Return all lines that include the string "Information".

# # # # # # #

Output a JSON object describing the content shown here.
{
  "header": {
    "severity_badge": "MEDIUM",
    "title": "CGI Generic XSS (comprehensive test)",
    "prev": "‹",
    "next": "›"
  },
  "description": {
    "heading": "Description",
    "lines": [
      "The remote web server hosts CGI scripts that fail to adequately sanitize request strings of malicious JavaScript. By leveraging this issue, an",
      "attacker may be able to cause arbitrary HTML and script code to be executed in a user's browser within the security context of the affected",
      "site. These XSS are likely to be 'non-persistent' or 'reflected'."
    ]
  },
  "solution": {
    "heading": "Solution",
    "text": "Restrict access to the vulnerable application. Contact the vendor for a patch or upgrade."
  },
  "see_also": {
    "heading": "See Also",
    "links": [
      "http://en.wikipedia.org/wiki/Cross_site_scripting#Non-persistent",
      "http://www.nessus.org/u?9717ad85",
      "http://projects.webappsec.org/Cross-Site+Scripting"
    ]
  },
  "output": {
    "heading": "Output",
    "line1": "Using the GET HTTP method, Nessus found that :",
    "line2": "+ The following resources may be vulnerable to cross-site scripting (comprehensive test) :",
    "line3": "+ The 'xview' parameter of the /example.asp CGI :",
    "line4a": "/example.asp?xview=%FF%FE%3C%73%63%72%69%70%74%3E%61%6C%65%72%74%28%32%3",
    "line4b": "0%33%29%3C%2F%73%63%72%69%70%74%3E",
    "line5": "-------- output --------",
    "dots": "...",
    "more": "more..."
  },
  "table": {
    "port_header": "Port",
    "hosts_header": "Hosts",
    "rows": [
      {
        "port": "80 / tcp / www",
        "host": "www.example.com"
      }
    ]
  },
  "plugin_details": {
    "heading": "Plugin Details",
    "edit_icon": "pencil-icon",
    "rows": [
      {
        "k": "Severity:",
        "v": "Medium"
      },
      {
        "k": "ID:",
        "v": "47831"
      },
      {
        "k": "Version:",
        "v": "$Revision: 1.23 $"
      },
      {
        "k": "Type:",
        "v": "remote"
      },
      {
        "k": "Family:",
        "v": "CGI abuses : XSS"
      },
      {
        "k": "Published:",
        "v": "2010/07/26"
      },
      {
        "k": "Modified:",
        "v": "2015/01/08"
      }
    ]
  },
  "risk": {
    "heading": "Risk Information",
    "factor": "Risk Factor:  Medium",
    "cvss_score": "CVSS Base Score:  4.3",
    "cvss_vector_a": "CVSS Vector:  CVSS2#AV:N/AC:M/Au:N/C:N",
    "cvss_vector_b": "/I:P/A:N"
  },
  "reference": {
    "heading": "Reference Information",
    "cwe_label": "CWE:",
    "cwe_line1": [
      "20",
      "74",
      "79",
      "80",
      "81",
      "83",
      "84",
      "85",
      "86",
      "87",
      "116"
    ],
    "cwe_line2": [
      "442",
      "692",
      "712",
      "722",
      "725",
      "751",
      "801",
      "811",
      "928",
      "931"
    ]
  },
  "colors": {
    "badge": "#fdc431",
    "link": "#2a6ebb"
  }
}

# # # # # # #

Finished task »
    "heading": "Risk Information",
    "heading": "Reference Information",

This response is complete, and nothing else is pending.